▶ _Work to complete_
Where a line holds the word "other", copy that line.
+++ Data listing
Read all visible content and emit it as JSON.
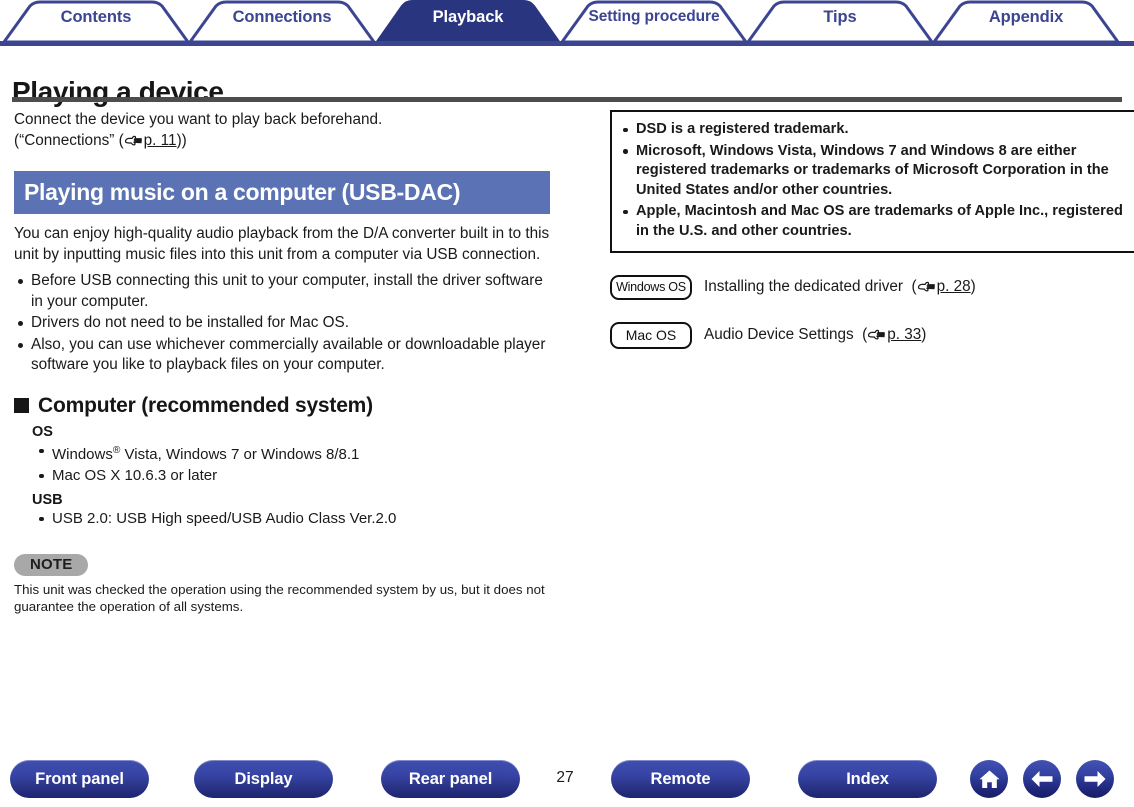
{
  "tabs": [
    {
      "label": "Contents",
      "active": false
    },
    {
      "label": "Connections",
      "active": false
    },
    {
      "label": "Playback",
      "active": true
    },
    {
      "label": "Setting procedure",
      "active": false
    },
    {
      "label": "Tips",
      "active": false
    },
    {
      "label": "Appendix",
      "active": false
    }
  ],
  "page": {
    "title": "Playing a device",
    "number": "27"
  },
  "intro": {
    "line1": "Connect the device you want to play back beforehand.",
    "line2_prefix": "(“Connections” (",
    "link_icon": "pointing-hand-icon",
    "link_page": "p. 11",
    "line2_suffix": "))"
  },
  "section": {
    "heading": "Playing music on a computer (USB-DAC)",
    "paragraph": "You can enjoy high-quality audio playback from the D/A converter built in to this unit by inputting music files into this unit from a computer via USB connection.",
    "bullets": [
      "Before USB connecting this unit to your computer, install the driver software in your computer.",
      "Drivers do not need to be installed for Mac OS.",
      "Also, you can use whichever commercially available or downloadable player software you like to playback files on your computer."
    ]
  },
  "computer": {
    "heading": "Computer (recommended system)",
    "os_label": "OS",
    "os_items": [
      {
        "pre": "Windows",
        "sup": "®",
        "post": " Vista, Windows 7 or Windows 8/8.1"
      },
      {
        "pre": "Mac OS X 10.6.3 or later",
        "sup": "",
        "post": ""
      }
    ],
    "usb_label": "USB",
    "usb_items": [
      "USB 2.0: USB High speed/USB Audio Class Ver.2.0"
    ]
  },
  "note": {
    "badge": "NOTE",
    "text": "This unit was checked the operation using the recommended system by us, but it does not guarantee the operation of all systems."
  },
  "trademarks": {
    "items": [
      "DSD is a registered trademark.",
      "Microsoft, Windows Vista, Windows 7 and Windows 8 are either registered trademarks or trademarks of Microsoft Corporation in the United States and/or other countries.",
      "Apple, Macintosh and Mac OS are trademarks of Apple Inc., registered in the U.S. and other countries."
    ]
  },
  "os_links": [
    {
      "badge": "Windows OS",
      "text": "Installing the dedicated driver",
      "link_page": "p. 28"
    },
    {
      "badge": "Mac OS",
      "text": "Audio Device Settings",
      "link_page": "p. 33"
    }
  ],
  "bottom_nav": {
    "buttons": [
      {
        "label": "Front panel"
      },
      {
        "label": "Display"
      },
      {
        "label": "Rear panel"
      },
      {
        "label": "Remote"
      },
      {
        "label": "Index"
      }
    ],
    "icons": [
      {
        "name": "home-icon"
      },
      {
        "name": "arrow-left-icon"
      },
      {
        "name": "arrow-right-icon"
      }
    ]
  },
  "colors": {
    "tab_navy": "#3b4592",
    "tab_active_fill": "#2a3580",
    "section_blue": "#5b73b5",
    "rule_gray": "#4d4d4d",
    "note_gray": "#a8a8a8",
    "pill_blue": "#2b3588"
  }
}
++++++
+++ Data listing
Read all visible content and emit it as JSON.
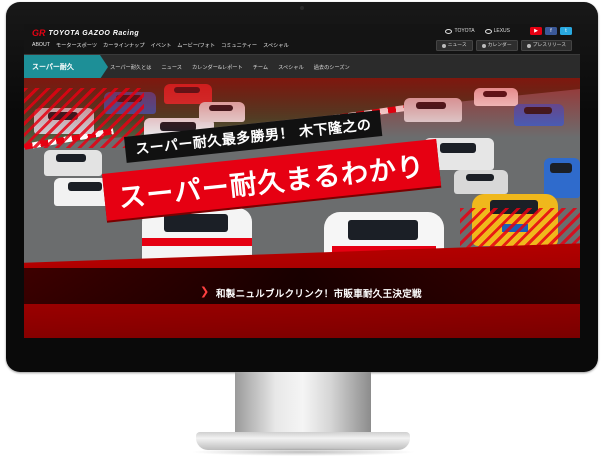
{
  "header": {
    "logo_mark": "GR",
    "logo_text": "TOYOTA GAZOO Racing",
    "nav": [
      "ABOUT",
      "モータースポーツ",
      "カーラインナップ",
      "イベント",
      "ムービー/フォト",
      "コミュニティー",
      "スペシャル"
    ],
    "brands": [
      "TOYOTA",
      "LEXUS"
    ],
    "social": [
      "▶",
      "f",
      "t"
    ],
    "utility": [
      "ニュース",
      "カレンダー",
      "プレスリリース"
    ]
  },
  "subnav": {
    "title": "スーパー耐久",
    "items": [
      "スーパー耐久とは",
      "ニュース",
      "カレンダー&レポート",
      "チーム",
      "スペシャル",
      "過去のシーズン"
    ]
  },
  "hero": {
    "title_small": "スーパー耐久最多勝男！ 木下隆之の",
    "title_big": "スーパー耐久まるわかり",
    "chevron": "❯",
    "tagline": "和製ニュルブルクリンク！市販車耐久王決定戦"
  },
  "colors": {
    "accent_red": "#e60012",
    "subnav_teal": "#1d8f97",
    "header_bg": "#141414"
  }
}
++++++
▶ _Solved exercise_
      "Microsoft, Windows Vista, Windows 7 and Windows 8 are either registered trademarks or trademarks of Microsoft Corporation in the United States and/or other countries.",
      "Apple, Macintosh and Mac OS are trademarks of Apple Inc., registered in the U.S. and other countries."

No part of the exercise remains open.